EXERCISE BRIEF
Retype the data that follows line by line, exactly, and leave its pictures out.
====== ENTRIES ======
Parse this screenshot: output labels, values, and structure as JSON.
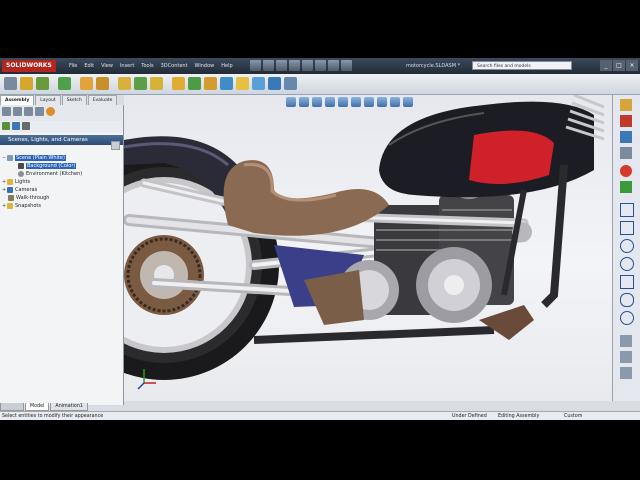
{
  "app": {
    "brand": "SOLIDWORKS",
    "document_title": "motorcycle.SLDASM *"
  },
  "menu": [
    "File",
    "Edit",
    "View",
    "Insert",
    "Tools",
    "3DContent",
    "Window",
    "Help"
  ],
  "search": {
    "placeholder": "Search files and models"
  },
  "window_controls": [
    "_",
    "□",
    "×"
  ],
  "command_tabs": [
    {
      "label": "Assembly",
      "active": true
    },
    {
      "label": "Layout",
      "active": false
    },
    {
      "label": "Sketch",
      "active": false
    },
    {
      "label": "Evaluate",
      "active": false
    }
  ],
  "left_panel": {
    "title": "Scenes, Lights, and Cameras",
    "tree": [
      {
        "label": "Scene (Plain White)",
        "selected": true
      },
      {
        "label": "Background (Color)",
        "selected": true
      },
      {
        "label": "Environment (Kitchen)",
        "selected": false
      },
      {
        "label": "Lights",
        "selected": false
      },
      {
        "label": "Cameras",
        "selected": false
      },
      {
        "label": "Walk-through",
        "selected": false
      },
      {
        "label": "Snapshots",
        "selected": false
      }
    ]
  },
  "bottom_tabs": [
    {
      "label": "Model",
      "active": true
    },
    {
      "label": "Animation1",
      "active": false
    }
  ],
  "status": {
    "hint": "Select entities to modify their appearance",
    "state": "Under Defined",
    "mode": "Editing Assembly",
    "units": "Custom"
  },
  "colors": {
    "selection": "#2a63b8",
    "brand_red": "#b3261e",
    "tank_red": "#d0202a",
    "frame_blue": "#3b3f8a",
    "seat_brown": "#8a6a52"
  }
}
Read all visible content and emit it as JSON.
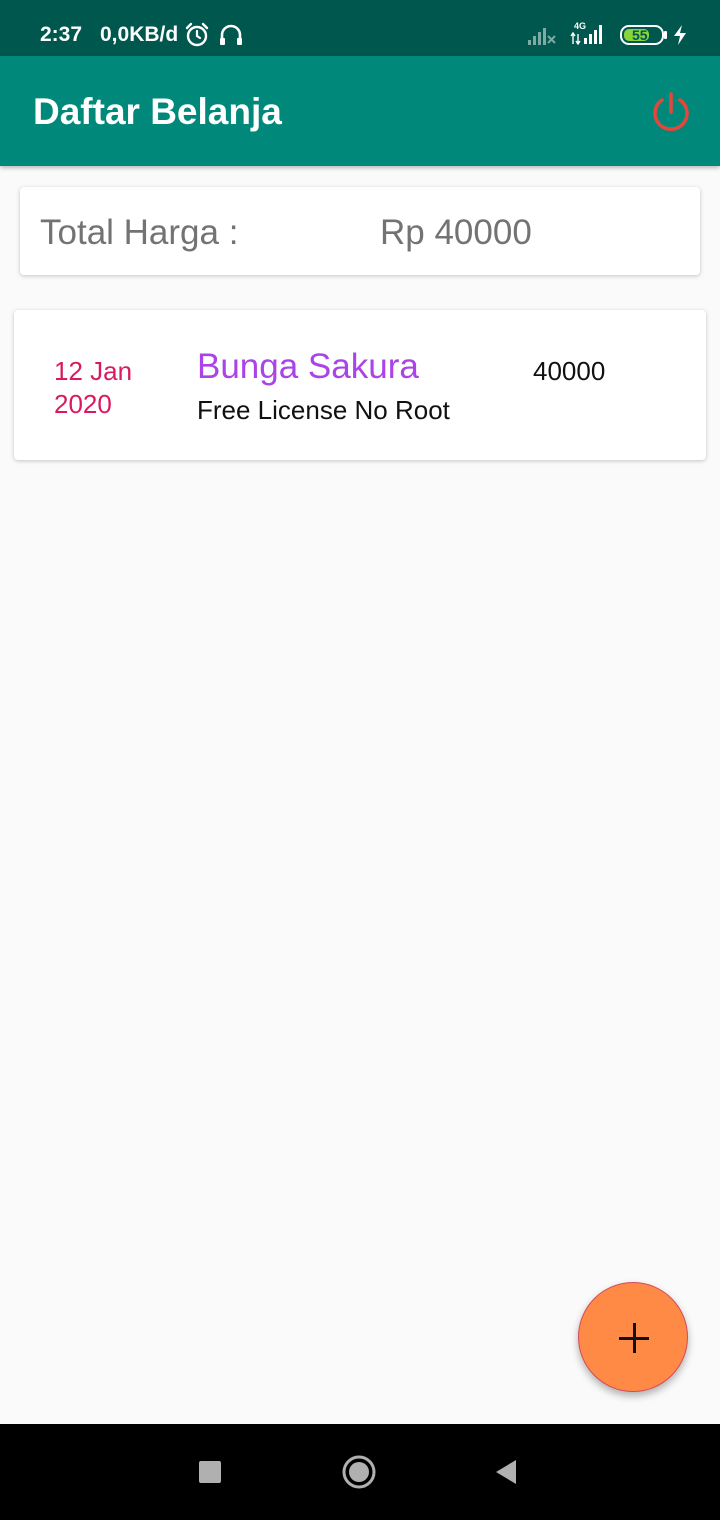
{
  "status_bar": {
    "time": "2:37",
    "network_speed": "0,0KB/d",
    "icons": [
      "alarm-icon",
      "headset-icon",
      "signal-off-icon",
      "signal-4g-icon",
      "battery-icon",
      "charging-icon"
    ],
    "network_type": "4G",
    "battery_level": "55"
  },
  "app_bar": {
    "title": "Daftar Belanja",
    "power_icon": "power-icon",
    "color": "#00897b",
    "power_color": "#e0483b"
  },
  "summary": {
    "total_label": "Total Harga :",
    "total_value": "Rp 40000"
  },
  "items": [
    {
      "date": "12 Jan 2020",
      "name": "Bunga Sakura",
      "description": "Free License No Root",
      "price": "40000",
      "date_color": "#d81b60",
      "name_color": "#aa44e6"
    }
  ],
  "fab": {
    "icon": "plus-icon",
    "color": "#ff8a45"
  },
  "nav_bar": {
    "icons": [
      "recent-apps-icon",
      "home-icon",
      "back-icon"
    ]
  }
}
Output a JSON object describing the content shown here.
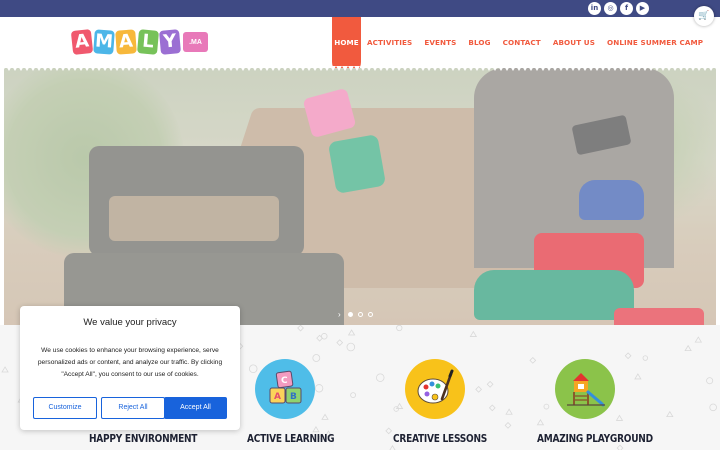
{
  "topbar": {
    "bg": "#3f4a84",
    "social": [
      {
        "icon": "linkedin-icon",
        "glyph": "in"
      },
      {
        "icon": "instagram-icon",
        "glyph": "◎"
      },
      {
        "icon": "facebook-icon",
        "glyph": "f"
      },
      {
        "icon": "youtube-icon",
        "glyph": "▶"
      }
    ]
  },
  "header": {
    "logo": {
      "letters": [
        "A",
        "M",
        "A",
        "L",
        "Y"
      ],
      "colors": [
        "#f0596e",
        "#4cb6e8",
        "#f7b83b",
        "#77c25a",
        "#9b6fd3"
      ],
      "suffix": ".MA"
    },
    "nav": [
      "HOME",
      "ACTIVITIES",
      "EVENTS",
      "BLOG",
      "CONTACT",
      "ABOUT US",
      "ONLINE SUMMER CAMP"
    ],
    "active_nav": "HOME",
    "accent": "#f15a3e",
    "cart_icon": "shopping-cart-icon"
  },
  "hero": {
    "slides_total": 3,
    "active_slide": 1
  },
  "features": [
    {
      "title": "HAPPY ENVIRONMENT",
      "color": ""
    },
    {
      "title": "ACTIVE LEARNING",
      "color": "#4fbde8",
      "icon": "alphabet-blocks-icon"
    },
    {
      "title": "CREATIVE LESSONS",
      "color": "#f8c21a",
      "icon": "paint-palette-icon"
    },
    {
      "title": "AMAZING PLAYGROUND",
      "color": "#8bc34a",
      "icon": "playground-slide-icon"
    }
  ],
  "cookie": {
    "title": "We value your privacy",
    "text": "We use cookies to enhance your browsing experience, serve personalized ads or content, and analyze our traffic. By clicking \"Accept All\", you consent to our use of cookies.",
    "customize": "Customize",
    "reject": "Reject All",
    "accept": "Accept All",
    "button_color": "#1863dc"
  }
}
======
FINISHED EXERCISE
Parse this screenshot: output labels, values, and structure as JSON.
{
  "app": {
    "brand": "SOLIDWORKS",
    "document_title": "motorcycle.SLDASM *"
  },
  "menu": [
    "File",
    "Edit",
    "View",
    "Insert",
    "Tools",
    "3DContent",
    "Window",
    "Help"
  ],
  "search": {
    "placeholder": "Search files and models"
  },
  "window_controls": [
    "_",
    "□",
    "×"
  ],
  "command_tabs": [
    {
      "label": "Assembly",
      "active": true
    },
    {
      "label": "Layout",
      "active": false
    },
    {
      "label": "Sketch",
      "active": false
    },
    {
      "label": "Evaluate",
      "active": false
    }
  ],
  "left_panel": {
    "title": "Scenes, Lights, and Cameras",
    "tree": [
      {
        "label": "Scene (Plain White)",
        "selected": true
      },
      {
        "label": "Background (Color)",
        "selected": true
      },
      {
        "label": "Environment (Kitchen)",
        "selected": false
      },
      {
        "label": "Lights",
        "selected": false
      },
      {
        "label": "Cameras",
        "selected": false
      },
      {
        "label": "Walk-through",
        "selected": false
      },
      {
        "label": "Snapshots",
        "selected": false
      }
    ]
  },
  "bottom_tabs": [
    {
      "label": "Model",
      "active": true
    },
    {
      "label": "Animation1",
      "active": false
    }
  ],
  "status": {
    "hint": "Select entities to modify their appearance",
    "state": "Under Defined",
    "mode": "Editing Assembly",
    "units": "Custom"
  },
  "colors": {
    "selection": "#2a63b8",
    "brand_red": "#b3261e",
    "tank_red": "#d0202a",
    "frame_blue": "#3b3f8a",
    "seat_brown": "#8a6a52"
  }
}
Read all visible content and emit it as JSON.
{
  "status_bar": {
    "time": "2:37",
    "network_speed": "0,0KB/d",
    "icons": [
      "alarm-icon",
      "headset-icon",
      "signal-off-icon",
      "signal-4g-icon",
      "battery-icon",
      "charging-icon"
    ],
    "network_type": "4G",
    "battery_level": "55"
  },
  "app_bar": {
    "title": "Daftar Belanja",
    "power_icon": "power-icon",
    "color": "#00897b",
    "power_color": "#e0483b"
  },
  "summary": {
    "total_label": "Total Harga :",
    "total_value": "Rp 40000"
  },
  "items": [
    {
      "date": "12 Jan 2020",
      "name": "Bunga Sakura",
      "description": "Free License No Root",
      "price": "40000",
      "date_color": "#d81b60",
      "name_color": "#aa44e6"
    }
  ],
  "fab": {
    "icon": "plus-icon",
    "color": "#ff8a45"
  },
  "nav_bar": {
    "icons": [
      "recent-apps-icon",
      "home-icon",
      "back-icon"
    ]
  }
}
Output a JSON object describing the content shown here.
{
  "topbar": {
    "bg": "#3f4a84",
    "social": [
      {
        "icon": "linkedin-icon",
        "glyph": "in"
      },
      {
        "icon": "instagram-icon",
        "glyph": "◎"
      },
      {
        "icon": "facebook-icon",
        "glyph": "f"
      },
      {
        "icon": "youtube-icon",
        "glyph": "▶"
      }
    ]
  },
  "header": {
    "logo": {
      "letters": [
        "A",
        "M",
        "A",
        "L",
        "Y"
      ],
      "colors": [
        "#f0596e",
        "#4cb6e8",
        "#f7b83b",
        "#77c25a",
        "#9b6fd3"
      ],
      "suffix": ".MA"
    },
    "nav": [
      "HOME",
      "ACTIVITIES",
      "EVENTS",
      "BLOG",
      "CONTACT",
      "ABOUT US",
      "ONLINE SUMMER CAMP"
    ],
    "active_nav": "HOME",
    "accent": "#f15a3e",
    "cart_icon": "shopping-cart-icon"
  },
  "hero": {
    "slides_total": 3,
    "active_slide": 1
  },
  "features": [
    {
      "title": "HAPPY ENVIRONMENT",
      "color": ""
    },
    {
      "title": "ACTIVE LEARNING",
      "color": "#4fbde8",
      "icon": "alphabet-blocks-icon"
    },
    {
      "title": "CREATIVE LESSONS",
      "color": "#f8c21a",
      "icon": "paint-palette-icon"
    },
    {
      "title": "AMAZING PLAYGROUND",
      "color": "#8bc34a",
      "icon": "playground-slide-icon"
    }
  ],
  "cookie": {
    "title": "We value your privacy",
    "text": "We use cookies to enhance your browsing experience, serve personalized ads or content, and analyze our traffic. By clicking \"Accept All\", you consent to our use of cookies.",
    "customize": "Customize",
    "reject": "Reject All",
    "accept": "Accept All",
    "button_color": "#1863dc"
  }
}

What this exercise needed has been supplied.